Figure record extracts
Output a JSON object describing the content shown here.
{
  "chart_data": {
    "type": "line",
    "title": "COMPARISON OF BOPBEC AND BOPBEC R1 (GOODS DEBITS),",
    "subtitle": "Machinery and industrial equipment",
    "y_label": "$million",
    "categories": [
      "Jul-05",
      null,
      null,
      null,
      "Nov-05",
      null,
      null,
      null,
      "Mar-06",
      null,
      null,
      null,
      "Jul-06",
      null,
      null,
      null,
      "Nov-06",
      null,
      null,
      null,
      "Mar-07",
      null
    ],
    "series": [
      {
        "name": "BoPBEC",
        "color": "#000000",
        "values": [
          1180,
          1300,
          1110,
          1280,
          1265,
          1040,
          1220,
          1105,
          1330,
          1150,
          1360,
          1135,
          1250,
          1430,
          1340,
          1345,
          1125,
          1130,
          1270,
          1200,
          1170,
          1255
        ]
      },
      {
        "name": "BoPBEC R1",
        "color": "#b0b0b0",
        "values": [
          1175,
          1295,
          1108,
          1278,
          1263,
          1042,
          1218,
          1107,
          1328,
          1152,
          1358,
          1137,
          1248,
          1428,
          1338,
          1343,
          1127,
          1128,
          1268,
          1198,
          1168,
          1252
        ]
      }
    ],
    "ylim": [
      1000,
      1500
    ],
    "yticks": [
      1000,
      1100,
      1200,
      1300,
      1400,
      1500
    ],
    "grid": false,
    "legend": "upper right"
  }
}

...

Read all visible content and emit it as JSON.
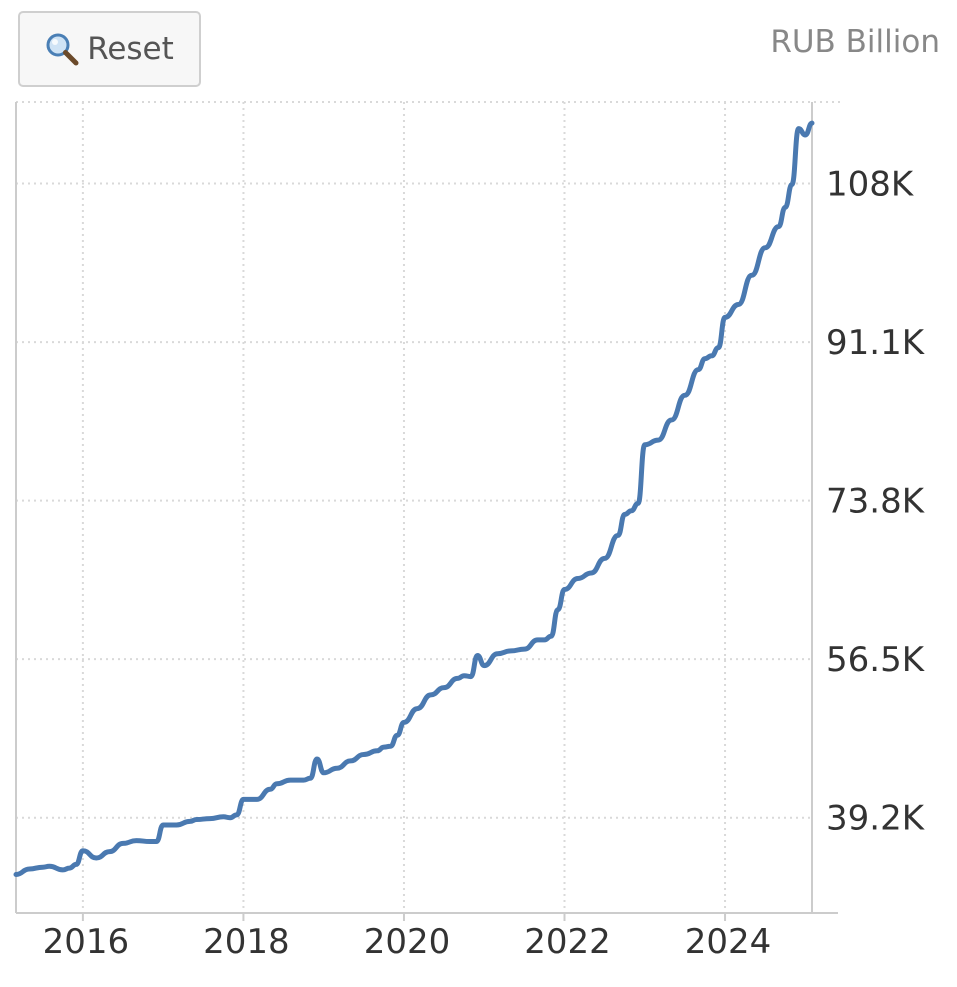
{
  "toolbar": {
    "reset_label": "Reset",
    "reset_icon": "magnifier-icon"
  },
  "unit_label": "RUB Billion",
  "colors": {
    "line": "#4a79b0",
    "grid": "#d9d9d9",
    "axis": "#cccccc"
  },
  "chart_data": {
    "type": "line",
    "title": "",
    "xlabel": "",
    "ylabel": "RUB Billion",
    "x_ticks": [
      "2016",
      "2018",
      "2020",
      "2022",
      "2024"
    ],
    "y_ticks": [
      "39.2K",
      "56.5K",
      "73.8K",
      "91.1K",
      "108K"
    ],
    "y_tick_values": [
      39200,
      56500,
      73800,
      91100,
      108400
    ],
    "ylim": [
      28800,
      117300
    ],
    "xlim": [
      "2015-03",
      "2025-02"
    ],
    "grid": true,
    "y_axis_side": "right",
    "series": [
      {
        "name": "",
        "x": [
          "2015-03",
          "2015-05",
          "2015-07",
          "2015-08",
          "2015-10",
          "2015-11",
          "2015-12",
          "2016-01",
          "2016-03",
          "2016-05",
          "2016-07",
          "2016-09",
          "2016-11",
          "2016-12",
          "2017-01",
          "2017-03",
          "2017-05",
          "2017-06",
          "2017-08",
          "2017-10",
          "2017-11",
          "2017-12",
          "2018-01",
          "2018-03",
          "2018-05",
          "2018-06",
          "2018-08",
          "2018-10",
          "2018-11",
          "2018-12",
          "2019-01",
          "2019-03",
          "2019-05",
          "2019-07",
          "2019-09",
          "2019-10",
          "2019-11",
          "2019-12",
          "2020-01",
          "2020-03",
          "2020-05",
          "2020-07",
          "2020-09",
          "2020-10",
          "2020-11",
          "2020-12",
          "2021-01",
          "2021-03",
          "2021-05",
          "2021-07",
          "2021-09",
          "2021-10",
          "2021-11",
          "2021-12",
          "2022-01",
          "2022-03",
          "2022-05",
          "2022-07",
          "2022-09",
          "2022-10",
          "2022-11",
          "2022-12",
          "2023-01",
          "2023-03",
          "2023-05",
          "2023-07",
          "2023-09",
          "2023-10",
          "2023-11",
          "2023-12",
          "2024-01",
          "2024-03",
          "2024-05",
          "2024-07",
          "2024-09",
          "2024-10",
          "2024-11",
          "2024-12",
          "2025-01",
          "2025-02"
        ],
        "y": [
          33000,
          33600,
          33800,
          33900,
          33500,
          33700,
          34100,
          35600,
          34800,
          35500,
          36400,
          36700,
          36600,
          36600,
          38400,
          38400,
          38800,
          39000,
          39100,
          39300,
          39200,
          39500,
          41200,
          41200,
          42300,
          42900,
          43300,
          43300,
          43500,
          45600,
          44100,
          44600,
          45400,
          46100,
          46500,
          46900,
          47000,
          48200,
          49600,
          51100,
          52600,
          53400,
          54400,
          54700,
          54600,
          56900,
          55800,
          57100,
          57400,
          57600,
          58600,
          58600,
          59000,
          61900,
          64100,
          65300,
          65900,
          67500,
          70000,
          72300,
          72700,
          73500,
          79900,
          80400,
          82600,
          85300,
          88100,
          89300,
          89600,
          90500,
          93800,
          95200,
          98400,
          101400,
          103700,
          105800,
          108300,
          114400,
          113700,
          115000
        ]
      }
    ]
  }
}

...

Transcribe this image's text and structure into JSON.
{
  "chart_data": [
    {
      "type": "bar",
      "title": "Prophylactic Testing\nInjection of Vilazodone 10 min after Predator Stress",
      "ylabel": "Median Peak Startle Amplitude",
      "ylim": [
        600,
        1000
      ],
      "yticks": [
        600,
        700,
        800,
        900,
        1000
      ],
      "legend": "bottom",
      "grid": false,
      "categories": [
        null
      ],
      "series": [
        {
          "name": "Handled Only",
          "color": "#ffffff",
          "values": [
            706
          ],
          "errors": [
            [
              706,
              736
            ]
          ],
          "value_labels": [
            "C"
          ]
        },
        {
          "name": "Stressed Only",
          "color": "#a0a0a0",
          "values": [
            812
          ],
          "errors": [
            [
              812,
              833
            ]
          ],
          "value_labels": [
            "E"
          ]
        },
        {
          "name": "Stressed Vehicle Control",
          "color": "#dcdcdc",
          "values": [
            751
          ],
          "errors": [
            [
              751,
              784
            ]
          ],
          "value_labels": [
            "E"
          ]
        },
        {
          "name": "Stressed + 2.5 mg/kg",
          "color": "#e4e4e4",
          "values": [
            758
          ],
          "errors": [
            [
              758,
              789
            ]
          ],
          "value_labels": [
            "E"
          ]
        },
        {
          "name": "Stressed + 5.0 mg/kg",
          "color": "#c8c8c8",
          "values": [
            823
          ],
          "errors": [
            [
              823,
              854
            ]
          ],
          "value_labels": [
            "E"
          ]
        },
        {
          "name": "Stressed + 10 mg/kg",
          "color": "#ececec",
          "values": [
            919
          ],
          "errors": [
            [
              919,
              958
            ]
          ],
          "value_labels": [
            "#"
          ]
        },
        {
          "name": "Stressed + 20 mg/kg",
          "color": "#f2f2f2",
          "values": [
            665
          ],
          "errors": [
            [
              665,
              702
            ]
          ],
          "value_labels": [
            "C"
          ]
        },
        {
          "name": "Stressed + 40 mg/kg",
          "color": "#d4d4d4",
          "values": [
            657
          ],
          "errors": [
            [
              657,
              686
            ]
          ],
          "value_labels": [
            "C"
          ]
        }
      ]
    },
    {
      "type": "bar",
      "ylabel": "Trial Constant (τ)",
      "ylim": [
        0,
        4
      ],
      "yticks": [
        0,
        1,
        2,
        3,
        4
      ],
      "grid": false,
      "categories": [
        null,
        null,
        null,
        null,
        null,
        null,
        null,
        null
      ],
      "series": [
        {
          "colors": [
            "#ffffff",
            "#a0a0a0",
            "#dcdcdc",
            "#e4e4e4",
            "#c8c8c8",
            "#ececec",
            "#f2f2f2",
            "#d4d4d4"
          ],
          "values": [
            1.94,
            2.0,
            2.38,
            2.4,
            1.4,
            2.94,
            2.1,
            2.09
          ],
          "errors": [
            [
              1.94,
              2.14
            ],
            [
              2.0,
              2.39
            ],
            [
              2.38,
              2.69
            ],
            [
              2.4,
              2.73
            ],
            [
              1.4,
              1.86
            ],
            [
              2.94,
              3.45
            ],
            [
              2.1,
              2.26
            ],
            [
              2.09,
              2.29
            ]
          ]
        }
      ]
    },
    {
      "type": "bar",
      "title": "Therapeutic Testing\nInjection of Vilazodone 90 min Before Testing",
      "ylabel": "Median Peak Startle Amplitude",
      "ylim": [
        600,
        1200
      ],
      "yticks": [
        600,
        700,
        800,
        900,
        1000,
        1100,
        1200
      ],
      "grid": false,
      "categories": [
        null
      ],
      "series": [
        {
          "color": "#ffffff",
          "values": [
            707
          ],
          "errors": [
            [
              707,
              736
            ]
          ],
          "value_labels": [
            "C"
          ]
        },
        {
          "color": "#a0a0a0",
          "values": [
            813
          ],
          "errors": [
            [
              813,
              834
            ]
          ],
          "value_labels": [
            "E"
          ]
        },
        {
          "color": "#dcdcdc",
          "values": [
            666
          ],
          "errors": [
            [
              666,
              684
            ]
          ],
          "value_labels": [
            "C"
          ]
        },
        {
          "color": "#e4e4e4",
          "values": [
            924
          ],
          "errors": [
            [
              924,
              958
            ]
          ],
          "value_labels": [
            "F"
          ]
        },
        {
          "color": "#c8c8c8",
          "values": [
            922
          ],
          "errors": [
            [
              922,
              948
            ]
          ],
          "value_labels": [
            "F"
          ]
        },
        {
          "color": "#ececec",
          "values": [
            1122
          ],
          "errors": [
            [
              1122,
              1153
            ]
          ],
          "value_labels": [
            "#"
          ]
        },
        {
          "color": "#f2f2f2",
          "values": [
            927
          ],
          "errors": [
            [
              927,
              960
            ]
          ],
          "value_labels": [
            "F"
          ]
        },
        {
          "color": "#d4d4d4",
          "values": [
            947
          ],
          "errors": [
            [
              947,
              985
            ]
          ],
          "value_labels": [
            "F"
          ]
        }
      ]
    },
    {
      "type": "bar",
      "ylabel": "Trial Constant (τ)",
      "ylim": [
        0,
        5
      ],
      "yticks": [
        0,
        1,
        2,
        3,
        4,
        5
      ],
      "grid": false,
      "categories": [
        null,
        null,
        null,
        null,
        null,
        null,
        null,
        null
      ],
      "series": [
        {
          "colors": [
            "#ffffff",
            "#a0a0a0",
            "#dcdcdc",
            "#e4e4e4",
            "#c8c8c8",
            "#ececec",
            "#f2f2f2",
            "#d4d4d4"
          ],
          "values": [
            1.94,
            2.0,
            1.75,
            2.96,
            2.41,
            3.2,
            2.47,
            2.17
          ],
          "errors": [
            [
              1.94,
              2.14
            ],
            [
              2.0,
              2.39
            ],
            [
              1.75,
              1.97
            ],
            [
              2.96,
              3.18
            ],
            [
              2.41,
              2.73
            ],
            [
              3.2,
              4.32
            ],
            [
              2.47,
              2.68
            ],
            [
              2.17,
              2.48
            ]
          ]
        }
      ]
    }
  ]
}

◆ What you have to do ◆
Keep only those lines of the records that hold "Billion", and return them.

◆ Complete answer ◆
  "unit_label": "RUB Billion",
    "ylabel": "RUB Billion",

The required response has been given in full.